==== SUPPLIED RECORDS

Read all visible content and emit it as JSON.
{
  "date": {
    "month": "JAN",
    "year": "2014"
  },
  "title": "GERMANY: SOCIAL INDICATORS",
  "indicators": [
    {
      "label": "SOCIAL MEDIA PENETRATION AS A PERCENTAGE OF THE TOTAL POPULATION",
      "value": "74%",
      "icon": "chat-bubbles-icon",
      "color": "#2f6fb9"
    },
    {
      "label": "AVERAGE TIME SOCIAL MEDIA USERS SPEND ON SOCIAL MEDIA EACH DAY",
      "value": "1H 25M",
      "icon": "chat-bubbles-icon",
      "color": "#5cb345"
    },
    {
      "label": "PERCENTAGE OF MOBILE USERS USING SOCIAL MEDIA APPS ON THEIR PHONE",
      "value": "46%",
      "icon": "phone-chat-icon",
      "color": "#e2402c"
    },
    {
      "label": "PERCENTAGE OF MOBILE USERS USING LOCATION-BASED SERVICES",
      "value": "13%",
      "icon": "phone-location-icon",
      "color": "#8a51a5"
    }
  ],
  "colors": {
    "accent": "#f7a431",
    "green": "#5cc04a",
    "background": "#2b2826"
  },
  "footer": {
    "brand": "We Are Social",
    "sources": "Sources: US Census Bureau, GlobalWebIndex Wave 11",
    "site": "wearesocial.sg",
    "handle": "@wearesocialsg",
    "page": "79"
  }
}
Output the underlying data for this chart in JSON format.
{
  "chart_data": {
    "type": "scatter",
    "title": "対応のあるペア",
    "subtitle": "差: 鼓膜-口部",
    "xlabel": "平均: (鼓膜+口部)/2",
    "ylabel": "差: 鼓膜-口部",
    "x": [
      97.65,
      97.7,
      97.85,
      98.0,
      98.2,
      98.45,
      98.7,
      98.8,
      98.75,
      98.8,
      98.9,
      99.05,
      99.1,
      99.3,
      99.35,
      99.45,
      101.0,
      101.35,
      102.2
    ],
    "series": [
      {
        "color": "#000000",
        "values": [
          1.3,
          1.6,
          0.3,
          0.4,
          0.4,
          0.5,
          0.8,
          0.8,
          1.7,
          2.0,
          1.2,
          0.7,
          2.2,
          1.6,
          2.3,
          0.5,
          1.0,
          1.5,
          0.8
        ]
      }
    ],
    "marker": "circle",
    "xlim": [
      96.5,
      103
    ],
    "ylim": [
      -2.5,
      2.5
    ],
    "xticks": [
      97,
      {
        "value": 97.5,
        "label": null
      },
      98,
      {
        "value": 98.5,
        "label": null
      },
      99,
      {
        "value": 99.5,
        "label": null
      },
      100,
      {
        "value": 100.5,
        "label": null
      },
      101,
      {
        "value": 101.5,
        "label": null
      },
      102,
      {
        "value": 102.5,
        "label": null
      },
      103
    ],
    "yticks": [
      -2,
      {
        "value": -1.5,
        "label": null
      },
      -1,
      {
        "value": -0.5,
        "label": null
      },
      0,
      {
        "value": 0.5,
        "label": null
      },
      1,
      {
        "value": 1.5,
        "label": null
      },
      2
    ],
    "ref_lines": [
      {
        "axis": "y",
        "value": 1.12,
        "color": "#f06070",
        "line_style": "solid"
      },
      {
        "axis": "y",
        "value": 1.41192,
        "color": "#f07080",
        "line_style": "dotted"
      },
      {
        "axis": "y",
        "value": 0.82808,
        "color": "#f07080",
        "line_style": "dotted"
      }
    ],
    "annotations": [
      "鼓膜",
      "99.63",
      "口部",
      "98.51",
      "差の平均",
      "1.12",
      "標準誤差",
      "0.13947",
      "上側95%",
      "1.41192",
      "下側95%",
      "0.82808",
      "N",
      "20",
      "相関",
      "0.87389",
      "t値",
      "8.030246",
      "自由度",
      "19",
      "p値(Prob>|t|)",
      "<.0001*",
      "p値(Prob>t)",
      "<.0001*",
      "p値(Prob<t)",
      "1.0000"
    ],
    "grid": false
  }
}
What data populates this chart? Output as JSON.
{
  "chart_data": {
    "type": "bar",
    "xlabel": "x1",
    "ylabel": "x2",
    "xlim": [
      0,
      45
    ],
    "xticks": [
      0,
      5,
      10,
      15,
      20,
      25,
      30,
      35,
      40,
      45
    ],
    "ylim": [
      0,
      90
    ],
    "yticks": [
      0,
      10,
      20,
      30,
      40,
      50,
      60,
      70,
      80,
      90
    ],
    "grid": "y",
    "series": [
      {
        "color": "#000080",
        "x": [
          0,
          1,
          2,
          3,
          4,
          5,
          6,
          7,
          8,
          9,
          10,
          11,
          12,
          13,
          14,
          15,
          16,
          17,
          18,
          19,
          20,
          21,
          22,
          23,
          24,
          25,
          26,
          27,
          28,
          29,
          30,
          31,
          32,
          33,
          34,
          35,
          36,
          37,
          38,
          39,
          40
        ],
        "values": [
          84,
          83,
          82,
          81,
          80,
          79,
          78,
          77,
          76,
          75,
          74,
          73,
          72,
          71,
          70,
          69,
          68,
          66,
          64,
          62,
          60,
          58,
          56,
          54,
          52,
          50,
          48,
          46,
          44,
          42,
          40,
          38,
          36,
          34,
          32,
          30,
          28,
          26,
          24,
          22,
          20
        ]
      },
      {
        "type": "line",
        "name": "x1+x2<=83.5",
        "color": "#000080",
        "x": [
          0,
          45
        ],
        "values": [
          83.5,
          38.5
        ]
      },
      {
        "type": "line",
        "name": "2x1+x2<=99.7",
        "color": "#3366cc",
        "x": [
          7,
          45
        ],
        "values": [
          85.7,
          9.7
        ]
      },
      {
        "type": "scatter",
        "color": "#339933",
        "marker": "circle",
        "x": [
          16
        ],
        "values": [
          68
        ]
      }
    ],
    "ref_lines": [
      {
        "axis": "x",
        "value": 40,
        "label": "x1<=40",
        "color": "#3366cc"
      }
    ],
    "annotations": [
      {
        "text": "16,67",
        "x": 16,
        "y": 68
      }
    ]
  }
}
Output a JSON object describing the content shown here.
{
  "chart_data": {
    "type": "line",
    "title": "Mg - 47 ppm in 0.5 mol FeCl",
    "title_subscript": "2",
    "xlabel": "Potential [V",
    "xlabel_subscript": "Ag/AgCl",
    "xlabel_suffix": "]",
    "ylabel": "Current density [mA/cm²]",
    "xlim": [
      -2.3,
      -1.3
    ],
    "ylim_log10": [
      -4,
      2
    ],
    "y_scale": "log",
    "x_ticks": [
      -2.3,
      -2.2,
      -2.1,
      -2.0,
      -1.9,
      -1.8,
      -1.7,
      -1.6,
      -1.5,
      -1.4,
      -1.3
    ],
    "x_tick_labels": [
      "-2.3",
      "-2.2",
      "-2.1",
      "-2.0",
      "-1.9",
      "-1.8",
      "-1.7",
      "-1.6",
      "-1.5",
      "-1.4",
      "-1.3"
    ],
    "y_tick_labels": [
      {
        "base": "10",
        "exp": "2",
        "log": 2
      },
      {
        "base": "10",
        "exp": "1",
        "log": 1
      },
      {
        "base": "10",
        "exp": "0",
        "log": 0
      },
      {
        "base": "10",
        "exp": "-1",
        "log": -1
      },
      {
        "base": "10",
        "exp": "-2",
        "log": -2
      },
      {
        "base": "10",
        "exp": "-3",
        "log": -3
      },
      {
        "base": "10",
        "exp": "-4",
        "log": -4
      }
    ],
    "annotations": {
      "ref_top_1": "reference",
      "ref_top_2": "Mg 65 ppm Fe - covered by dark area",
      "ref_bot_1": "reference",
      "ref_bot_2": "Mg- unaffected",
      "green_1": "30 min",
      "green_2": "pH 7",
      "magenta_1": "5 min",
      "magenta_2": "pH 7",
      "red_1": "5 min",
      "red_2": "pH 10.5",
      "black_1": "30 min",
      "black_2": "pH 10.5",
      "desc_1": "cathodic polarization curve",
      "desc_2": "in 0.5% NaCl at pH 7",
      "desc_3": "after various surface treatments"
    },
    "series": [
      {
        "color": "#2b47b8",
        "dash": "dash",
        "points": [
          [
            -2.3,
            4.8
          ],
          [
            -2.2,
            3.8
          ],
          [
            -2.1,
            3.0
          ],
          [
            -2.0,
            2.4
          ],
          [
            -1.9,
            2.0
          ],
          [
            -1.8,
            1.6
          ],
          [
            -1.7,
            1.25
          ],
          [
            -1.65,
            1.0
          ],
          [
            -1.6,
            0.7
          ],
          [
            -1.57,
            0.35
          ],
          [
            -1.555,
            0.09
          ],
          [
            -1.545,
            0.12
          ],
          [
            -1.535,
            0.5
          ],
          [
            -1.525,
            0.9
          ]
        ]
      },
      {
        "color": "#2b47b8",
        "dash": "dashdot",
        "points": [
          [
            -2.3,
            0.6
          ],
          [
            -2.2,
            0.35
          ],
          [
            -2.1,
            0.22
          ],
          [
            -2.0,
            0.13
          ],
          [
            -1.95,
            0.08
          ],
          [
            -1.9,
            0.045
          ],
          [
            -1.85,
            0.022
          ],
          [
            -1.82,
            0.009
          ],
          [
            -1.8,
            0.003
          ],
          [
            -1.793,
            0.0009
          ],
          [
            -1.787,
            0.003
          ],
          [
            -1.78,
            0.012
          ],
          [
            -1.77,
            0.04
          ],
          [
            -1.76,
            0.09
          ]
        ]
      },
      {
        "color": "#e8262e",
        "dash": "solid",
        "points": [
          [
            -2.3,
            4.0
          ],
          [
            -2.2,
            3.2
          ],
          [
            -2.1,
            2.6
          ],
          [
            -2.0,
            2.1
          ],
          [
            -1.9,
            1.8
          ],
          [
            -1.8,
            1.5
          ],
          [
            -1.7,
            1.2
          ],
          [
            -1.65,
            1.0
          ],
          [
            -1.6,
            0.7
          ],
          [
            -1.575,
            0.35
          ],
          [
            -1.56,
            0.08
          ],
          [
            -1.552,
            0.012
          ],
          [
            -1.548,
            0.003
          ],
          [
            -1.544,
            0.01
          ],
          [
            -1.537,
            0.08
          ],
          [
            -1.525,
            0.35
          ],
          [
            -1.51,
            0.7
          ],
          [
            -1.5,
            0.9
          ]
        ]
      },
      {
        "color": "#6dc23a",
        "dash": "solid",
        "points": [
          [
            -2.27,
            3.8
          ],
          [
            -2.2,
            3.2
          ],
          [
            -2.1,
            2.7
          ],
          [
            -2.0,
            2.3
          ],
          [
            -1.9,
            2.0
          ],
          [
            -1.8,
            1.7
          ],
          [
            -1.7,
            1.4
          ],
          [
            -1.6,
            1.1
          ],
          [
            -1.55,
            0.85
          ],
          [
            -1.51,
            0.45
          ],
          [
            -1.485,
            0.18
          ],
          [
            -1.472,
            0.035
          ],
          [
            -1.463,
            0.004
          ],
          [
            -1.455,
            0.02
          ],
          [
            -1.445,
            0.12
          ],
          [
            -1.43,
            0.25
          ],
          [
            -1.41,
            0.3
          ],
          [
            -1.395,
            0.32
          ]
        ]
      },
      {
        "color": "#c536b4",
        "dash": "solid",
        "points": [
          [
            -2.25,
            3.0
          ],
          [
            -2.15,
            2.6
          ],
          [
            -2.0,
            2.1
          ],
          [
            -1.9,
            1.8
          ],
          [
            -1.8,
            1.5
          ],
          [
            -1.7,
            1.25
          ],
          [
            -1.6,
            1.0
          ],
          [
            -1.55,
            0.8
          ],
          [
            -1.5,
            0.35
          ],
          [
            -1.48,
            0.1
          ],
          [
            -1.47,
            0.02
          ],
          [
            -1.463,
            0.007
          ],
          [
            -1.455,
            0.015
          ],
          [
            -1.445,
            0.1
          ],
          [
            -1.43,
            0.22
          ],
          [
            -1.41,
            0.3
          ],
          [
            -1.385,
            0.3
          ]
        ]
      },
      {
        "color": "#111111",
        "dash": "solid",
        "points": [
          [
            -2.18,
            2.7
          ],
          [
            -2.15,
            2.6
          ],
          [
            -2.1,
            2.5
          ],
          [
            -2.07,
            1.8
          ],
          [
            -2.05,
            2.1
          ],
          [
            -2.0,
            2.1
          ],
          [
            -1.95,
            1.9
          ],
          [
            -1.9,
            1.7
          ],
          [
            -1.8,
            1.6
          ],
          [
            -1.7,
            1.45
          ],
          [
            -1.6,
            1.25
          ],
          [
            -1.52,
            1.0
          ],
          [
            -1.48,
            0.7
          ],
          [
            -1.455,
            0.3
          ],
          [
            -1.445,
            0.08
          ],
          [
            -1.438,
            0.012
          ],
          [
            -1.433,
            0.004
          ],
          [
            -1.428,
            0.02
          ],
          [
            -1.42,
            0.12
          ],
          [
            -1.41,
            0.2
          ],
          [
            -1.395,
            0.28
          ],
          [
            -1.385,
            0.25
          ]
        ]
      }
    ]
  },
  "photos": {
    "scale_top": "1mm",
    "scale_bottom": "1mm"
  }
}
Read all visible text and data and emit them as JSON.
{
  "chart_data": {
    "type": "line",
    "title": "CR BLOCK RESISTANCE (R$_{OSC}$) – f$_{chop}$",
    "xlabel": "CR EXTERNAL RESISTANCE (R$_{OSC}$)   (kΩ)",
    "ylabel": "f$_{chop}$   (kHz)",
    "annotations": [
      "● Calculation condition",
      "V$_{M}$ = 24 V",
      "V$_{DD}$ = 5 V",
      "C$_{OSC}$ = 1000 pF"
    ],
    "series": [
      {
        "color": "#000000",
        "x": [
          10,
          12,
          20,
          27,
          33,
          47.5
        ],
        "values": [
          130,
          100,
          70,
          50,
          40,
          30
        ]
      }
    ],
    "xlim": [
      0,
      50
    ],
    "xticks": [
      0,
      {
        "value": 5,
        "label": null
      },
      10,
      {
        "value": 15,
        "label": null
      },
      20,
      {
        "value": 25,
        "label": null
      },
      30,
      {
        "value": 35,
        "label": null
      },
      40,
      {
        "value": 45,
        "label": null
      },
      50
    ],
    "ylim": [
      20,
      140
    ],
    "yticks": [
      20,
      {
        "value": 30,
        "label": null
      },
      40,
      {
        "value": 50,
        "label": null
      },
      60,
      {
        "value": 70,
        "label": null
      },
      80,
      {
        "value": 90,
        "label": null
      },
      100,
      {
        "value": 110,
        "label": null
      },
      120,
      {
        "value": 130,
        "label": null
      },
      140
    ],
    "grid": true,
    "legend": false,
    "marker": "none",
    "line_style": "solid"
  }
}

========

*REQUEST*
In the entries above, find each line with the string "text" and copy it.

*EXERCISE OUTPUT*
        "text": "16,67",
Read all visible text and data and emit them as JSON.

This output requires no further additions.